▶ [WORK TO COMPLETE]
Find and return each line containing "name".

** START OF RECORDS SUPPLIED **

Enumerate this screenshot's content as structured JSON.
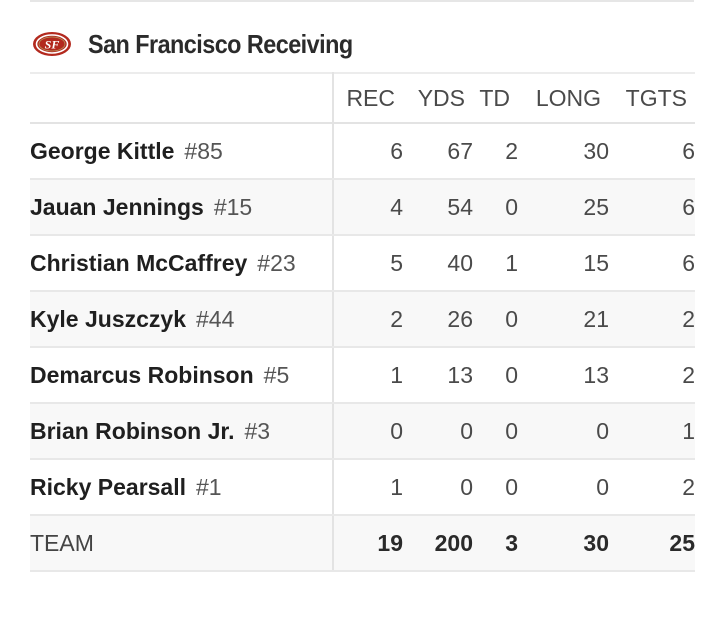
{
  "header": {
    "team_logo_icon": "49ers-logo-icon",
    "title": "San Francisco Receiving"
  },
  "table": {
    "columns": [
      "REC",
      "YDS",
      "TD",
      "LONG",
      "TGTS"
    ],
    "players": [
      {
        "name": "George Kittle",
        "number": "#85",
        "stats": [
          "6",
          "67",
          "2",
          "30",
          "6"
        ]
      },
      {
        "name": "Jauan Jennings",
        "number": "#15",
        "stats": [
          "4",
          "54",
          "0",
          "25",
          "6"
        ]
      },
      {
        "name": "Christian McCaffrey",
        "number": "#23",
        "stats": [
          "5",
          "40",
          "1",
          "15",
          "6"
        ]
      },
      {
        "name": "Kyle Juszczyk",
        "number": "#44",
        "stats": [
          "2",
          "26",
          "0",
          "21",
          "2"
        ]
      },
      {
        "name": "Demarcus Robinson",
        "number": "#5",
        "stats": [
          "1",
          "13",
          "0",
          "13",
          "2"
        ]
      },
      {
        "name": "Brian Robinson Jr.",
        "number": "#3",
        "stats": [
          "0",
          "0",
          "0",
          "0",
          "1"
        ]
      },
      {
        "name": "Ricky Pearsall",
        "number": "#1",
        "stats": [
          "1",
          "0",
          "0",
          "0",
          "2"
        ]
      }
    ],
    "team": {
      "label": "TEAM",
      "stats": [
        "19",
        "200",
        "3",
        "30",
        "25"
      ]
    }
  },
  "colors": {
    "logo_red": "#b3291e",
    "logo_gold": "#b3995d"
  }
}
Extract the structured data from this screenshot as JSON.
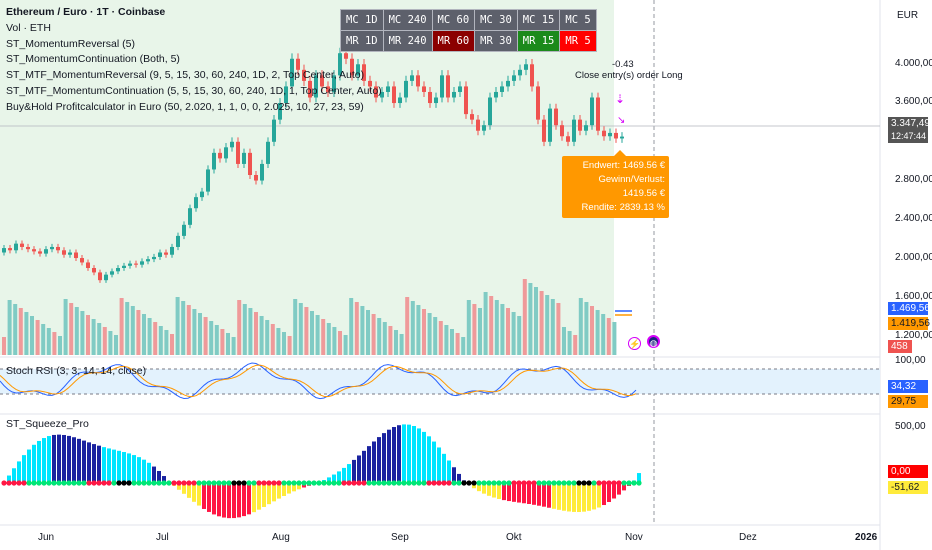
{
  "symbol_title": "Ethereum / Euro · 1T · Coinbase",
  "indicators": [
    "Vol · ETH",
    "ST_MomentumReversal (5)",
    "ST_MomentumContinuation (Both, 5)",
    "ST_MTF_MomentumReversal (9, 5, 15, 30, 60, 240, 1D, 2, Top Center, Auto)",
    "ST_MTF_MomentumContinuation (5, 5, 15, 30, 60, 240, 1D, 1, Top Center, Auto)",
    "Buy&Hold Profitcalculator in Euro (50, 2.020, 1, 1, 0, 0, 2.025, 10, 27, 23, 59)"
  ],
  "mtf_table": [
    [
      {
        "t": "MC 1D",
        "c": "#5d606b"
      },
      {
        "t": "MC 240",
        "c": "#5d606b"
      },
      {
        "t": "MC 60",
        "c": "#5d606b"
      },
      {
        "t": "MC 30",
        "c": "#5d606b"
      },
      {
        "t": "MC 15",
        "c": "#5d606b"
      },
      {
        "t": "MC 5",
        "c": "#5d606b"
      }
    ],
    [
      {
        "t": "MR 1D",
        "c": "#5d606b"
      },
      {
        "t": "MR 240",
        "c": "#5d606b"
      },
      {
        "t": "MR 60",
        "c": "#8b0000"
      },
      {
        "t": "MR 30",
        "c": "#5d606b"
      },
      {
        "t": "MR 15",
        "c": "#1b8a1b"
      },
      {
        "t": "MR 5",
        "c": "#ff0000"
      }
    ]
  ],
  "currency": "EUR",
  "price_scale": [
    "4.000,00",
    "3.600,00",
    "2.800,00",
    "2.400,00",
    "2.000,00",
    "1.600,00",
    "1.200,00"
  ],
  "last_price": "3.347,49",
  "countdown": "12:47:44",
  "badges": {
    "endwert": "1.469,56",
    "gewinn": "1.419,56",
    "volume": "458",
    "rsi_k": "34,32",
    "rsi_d": "29,75",
    "sq_zero": "0,00",
    "sq_val": "-51,62"
  },
  "pnl_box": {
    "line1": "Endwert: 1469.56 €",
    "line2": "Gewinn/Verlust: 1419.56 €",
    "line3": "Rendite: 2839.13 %"
  },
  "trade_note": {
    "value": "-0.43",
    "label": "Close entry(s) order Long"
  },
  "rsi": {
    "title": "Stoch RSI (3, 3, 14, 14, close)",
    "top": "100,00"
  },
  "squeeze": {
    "title": "ST_Squeeze_Pro",
    "top": "500,00"
  },
  "x_axis": [
    "Jun",
    "Jul",
    "Aug",
    "Sep",
    "Okt",
    "Nov",
    "Dez",
    "2026"
  ],
  "colors": {
    "up": "#26a69a",
    "down": "#ef5350",
    "bg_zone": "#e8f5e9",
    "orange": "#ff9800",
    "blue": "#2962ff"
  },
  "chart_data": {
    "type": "candlestick",
    "series": [
      {
        "name": "ETH/EUR",
        "values": [
          [
            2300,
            2340
          ],
          [
            2340,
            2320
          ],
          [
            2320,
            2380
          ],
          [
            2380,
            2350
          ],
          [
            2350,
            2330
          ],
          [
            2330,
            2310
          ],
          [
            2310,
            2290
          ],
          [
            2290,
            2330
          ],
          [
            2330,
            2350
          ],
          [
            2350,
            2320
          ],
          [
            2320,
            2280
          ],
          [
            2280,
            2300
          ],
          [
            2300,
            2250
          ],
          [
            2250,
            2210
          ],
          [
            2210,
            2160
          ],
          [
            2160,
            2120
          ],
          [
            2120,
            2050
          ],
          [
            2050,
            2100
          ],
          [
            2100,
            2130
          ],
          [
            2130,
            2160
          ],
          [
            2160,
            2180
          ],
          [
            2180,
            2200
          ],
          [
            2200,
            2190
          ],
          [
            2190,
            2220
          ],
          [
            2220,
            2240
          ],
          [
            2240,
            2260
          ],
          [
            2260,
            2300
          ],
          [
            2300,
            2280
          ],
          [
            2280,
            2350
          ],
          [
            2350,
            2450
          ],
          [
            2450,
            2550
          ],
          [
            2550,
            2700
          ],
          [
            2700,
            2800
          ],
          [
            2800,
            2850
          ],
          [
            2850,
            3050
          ],
          [
            3050,
            3200
          ],
          [
            3200,
            3150
          ],
          [
            3150,
            3250
          ],
          [
            3250,
            3300
          ],
          [
            3300,
            3100
          ],
          [
            3100,
            3200
          ],
          [
            3200,
            3000
          ],
          [
            3000,
            2950
          ],
          [
            2950,
            3100
          ],
          [
            3100,
            3300
          ],
          [
            3300,
            3500
          ],
          [
            3500,
            3650
          ],
          [
            3650,
            3800
          ],
          [
            3800,
            4050
          ],
          [
            4050,
            3950
          ],
          [
            3950,
            3850
          ],
          [
            3850,
            3700
          ],
          [
            3700,
            3900
          ],
          [
            3900,
            3800
          ],
          [
            3800,
            3750
          ],
          [
            3750,
            3900
          ],
          [
            3900,
            4100
          ],
          [
            4100,
            4050
          ],
          [
            4050,
            3900
          ],
          [
            3900,
            4000
          ],
          [
            4000,
            3850
          ],
          [
            3850,
            3800
          ],
          [
            3800,
            3700
          ],
          [
            3700,
            3750
          ],
          [
            3750,
            3800
          ],
          [
            3800,
            3650
          ],
          [
            3650,
            3700
          ],
          [
            3700,
            3850
          ],
          [
            3850,
            3900
          ],
          [
            3900,
            3800
          ],
          [
            3800,
            3750
          ],
          [
            3750,
            3650
          ],
          [
            3650,
            3700
          ],
          [
            3700,
            3900
          ],
          [
            3900,
            3700
          ],
          [
            3700,
            3750
          ],
          [
            3750,
            3800
          ],
          [
            3800,
            3550
          ],
          [
            3550,
            3500
          ],
          [
            3500,
            3400
          ],
          [
            3400,
            3450
          ],
          [
            3450,
            3700
          ],
          [
            3700,
            3750
          ],
          [
            3750,
            3800
          ],
          [
            3800,
            3850
          ],
          [
            3850,
            3900
          ],
          [
            3900,
            3950
          ],
          [
            3950,
            4000
          ],
          [
            4000,
            3800
          ],
          [
            3800,
            3500
          ],
          [
            3500,
            3300
          ],
          [
            3300,
            3600
          ],
          [
            3600,
            3450
          ],
          [
            3450,
            3350
          ],
          [
            3350,
            3300
          ],
          [
            3300,
            3500
          ],
          [
            3500,
            3400
          ],
          [
            3400,
            3450
          ],
          [
            3450,
            3700
          ],
          [
            3700,
            3400
          ],
          [
            3400,
            3350
          ],
          [
            3350,
            3380
          ],
          [
            3380,
            3330
          ],
          [
            3330,
            3347
          ]
        ]
      }
    ],
    "price_range": [
      1600,
      4400
    ]
  }
}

** END OF RECORDS SUPPLIED **

▶ [SOLUTION FOR THIS PROBLEM]
        "name": "George Kittle",
        "name": "Jauan Jennings",
        "name": "Christian McCaffrey",
        "name": "Kyle Juszczyk",
        "name": "Demarcus Robinson",
        "name": "Brian Robinson Jr.",
        "name": "Ricky Pearsall",
        "name": "ETH/EUR",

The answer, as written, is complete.